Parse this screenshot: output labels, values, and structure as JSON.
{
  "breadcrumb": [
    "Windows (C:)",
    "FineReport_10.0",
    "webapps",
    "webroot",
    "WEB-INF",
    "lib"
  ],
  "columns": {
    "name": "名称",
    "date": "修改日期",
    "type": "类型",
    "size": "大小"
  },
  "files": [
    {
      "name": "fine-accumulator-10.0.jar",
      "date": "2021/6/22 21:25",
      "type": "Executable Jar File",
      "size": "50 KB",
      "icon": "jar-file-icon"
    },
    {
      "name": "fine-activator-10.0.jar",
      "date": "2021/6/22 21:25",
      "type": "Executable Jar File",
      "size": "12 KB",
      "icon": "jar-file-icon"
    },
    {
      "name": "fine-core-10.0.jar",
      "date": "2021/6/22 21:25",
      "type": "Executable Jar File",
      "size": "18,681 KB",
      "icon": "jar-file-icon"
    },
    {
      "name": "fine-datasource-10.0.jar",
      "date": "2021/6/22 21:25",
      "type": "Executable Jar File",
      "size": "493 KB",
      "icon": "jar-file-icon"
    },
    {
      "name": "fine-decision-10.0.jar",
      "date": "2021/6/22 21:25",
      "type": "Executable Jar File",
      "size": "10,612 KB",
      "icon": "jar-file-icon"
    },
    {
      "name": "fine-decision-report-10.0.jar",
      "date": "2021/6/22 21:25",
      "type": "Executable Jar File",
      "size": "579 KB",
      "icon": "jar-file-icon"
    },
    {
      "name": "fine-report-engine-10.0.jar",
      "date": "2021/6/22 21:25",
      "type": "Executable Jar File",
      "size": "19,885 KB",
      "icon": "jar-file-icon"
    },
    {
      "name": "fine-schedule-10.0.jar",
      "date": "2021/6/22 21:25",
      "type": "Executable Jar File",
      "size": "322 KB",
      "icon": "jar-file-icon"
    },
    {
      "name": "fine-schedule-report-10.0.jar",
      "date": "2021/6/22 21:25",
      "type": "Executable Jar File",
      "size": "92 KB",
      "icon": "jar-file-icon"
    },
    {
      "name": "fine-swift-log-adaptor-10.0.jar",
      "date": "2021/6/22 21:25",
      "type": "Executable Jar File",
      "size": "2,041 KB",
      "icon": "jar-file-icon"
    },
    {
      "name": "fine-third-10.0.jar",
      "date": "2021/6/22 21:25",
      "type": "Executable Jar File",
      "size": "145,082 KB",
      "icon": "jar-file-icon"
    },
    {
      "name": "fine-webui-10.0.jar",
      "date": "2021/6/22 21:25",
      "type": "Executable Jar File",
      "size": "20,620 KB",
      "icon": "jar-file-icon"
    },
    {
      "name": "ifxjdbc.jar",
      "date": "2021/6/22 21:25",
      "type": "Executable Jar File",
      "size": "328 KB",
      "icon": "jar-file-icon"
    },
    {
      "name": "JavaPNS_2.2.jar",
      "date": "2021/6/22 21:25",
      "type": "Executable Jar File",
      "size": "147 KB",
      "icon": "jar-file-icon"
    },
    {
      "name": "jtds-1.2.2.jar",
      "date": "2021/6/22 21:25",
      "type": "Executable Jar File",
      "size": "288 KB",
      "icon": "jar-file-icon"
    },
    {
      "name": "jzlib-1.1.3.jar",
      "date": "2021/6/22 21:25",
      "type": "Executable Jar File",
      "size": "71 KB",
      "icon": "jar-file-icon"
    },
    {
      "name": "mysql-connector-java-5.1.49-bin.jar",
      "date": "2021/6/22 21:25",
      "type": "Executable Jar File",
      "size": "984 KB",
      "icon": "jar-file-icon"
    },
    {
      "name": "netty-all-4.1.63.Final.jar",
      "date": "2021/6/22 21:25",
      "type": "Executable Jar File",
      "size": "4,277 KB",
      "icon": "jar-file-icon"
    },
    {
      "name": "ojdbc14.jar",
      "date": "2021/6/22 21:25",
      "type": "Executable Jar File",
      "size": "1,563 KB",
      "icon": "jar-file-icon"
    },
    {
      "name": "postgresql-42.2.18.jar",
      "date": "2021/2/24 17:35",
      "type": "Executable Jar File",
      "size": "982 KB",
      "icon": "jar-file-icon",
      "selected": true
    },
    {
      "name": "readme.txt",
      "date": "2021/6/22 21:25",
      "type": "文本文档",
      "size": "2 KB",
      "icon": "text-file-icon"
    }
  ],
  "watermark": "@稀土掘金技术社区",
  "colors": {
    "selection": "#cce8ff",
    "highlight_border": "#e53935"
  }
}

## Goal of the exercise
Using the entries above, return each line in which the word "schedule" occurs.

## Complete answer
      "name": "fine-schedule-10.0.jar",
      "name": "fine-schedule-report-10.0.jar",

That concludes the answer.